**SHORT TASK**
Reproduce all of the material exactly as shown.

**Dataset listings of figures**
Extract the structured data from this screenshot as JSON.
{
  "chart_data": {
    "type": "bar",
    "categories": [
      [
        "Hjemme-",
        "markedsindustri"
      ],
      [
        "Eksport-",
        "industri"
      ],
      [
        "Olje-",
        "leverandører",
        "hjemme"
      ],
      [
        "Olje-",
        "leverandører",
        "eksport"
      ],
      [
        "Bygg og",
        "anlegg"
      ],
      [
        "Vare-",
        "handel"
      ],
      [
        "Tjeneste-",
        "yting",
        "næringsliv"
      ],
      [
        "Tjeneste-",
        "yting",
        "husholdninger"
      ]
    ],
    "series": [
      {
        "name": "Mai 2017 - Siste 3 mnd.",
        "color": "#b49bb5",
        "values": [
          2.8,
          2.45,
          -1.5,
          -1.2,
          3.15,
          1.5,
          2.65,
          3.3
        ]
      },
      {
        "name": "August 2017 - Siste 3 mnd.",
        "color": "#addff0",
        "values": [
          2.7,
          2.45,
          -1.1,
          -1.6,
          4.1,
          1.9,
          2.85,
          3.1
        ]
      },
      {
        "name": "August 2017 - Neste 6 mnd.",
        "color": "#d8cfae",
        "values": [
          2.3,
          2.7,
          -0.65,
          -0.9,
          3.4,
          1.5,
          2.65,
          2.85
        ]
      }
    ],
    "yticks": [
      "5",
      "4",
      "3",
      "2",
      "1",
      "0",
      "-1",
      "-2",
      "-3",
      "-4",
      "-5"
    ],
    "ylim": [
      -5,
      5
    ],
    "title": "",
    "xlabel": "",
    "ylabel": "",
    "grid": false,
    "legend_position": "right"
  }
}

**FULL ANSWER**
Extract the structured data from this screenshot as JSON.
{
  "chart_data": {
    "type": "bar",
    "categories": [
      [
        "Hjemme-",
        "markedsindustri"
      ],
      [
        "Eksport-",
        "industri"
      ],
      [
        "Olje-",
        "leverandører",
        "hjemme"
      ],
      [
        "Olje-",
        "leverandører",
        "eksport"
      ],
      [
        "Bygg og",
        "anlegg"
      ],
      [
        "Vare-",
        "handel"
      ],
      [
        "Tjeneste-",
        "yting",
        "næringsliv"
      ],
      [
        "Tjeneste-",
        "yting",
        "husholdninger"
      ]
    ],
    "series": [
      {
        "name": "Mai 2017 - Siste 3 mnd.",
        "color": "#b49bb5",
        "values": [
          2.8,
          2.45,
          -1.5,
          -1.2,
          3.15,
          1.5,
          2.65,
          3.3
        ]
      },
      {
        "name": "August 2017 - Siste 3 mnd.",
        "color": "#addff0",
        "values": [
          2.7,
          2.45,
          -1.1,
          -1.6,
          4.1,
          1.9,
          2.85,
          3.1
        ]
      },
      {
        "name": "August 2017 - Neste 6 mnd.",
        "color": "#d8cfae",
        "values": [
          2.3,
          2.7,
          -0.65,
          -0.9,
          3.4,
          1.5,
          2.65,
          2.85
        ]
      }
    ],
    "yticks": [
      "5",
      "4",
      "3",
      "2",
      "1",
      "0",
      "-1",
      "-2",
      "-3",
      "-4",
      "-5"
    ],
    "ylim": [
      -5,
      5
    ],
    "title": "",
    "xlabel": "",
    "ylabel": "",
    "grid": false,
    "legend_position": "right"
  }
}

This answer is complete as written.